▸ Instructions for the task:
Count how many lines of the material contain the string "JSON", then give that number and nothing more.
* start Records to use *
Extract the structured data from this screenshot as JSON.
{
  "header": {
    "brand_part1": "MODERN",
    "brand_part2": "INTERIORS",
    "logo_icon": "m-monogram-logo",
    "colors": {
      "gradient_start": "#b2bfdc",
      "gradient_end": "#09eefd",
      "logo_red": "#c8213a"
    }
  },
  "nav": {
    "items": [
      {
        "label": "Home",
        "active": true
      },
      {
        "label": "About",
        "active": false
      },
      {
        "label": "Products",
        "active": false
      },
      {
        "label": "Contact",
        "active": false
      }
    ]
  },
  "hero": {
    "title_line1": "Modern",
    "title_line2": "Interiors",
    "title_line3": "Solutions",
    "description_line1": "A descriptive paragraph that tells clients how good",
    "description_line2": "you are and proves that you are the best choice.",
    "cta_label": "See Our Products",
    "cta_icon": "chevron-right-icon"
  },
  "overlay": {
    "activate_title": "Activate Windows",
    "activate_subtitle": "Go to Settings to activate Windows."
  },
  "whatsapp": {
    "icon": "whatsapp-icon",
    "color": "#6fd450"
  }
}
* end Records to use *
* start Records to use *
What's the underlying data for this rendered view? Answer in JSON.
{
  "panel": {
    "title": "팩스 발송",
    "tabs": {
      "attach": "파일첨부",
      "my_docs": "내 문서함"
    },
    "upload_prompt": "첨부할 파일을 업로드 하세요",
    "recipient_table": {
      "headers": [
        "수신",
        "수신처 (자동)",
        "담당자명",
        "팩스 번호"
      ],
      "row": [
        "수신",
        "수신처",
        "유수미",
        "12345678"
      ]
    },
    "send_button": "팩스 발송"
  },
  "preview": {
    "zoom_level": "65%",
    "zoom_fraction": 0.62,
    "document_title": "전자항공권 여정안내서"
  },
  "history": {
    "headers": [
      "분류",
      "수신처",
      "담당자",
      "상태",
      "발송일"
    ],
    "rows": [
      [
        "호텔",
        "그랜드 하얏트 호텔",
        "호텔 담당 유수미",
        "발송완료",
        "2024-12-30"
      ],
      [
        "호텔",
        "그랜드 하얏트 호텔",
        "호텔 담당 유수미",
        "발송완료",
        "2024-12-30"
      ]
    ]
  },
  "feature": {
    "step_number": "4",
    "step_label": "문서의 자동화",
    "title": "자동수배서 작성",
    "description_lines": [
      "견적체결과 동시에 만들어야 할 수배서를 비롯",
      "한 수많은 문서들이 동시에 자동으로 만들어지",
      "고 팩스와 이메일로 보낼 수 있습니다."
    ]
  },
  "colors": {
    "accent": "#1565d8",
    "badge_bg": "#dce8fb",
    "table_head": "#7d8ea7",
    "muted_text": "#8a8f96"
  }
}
* end Records to use *
▸ Output of the task:
2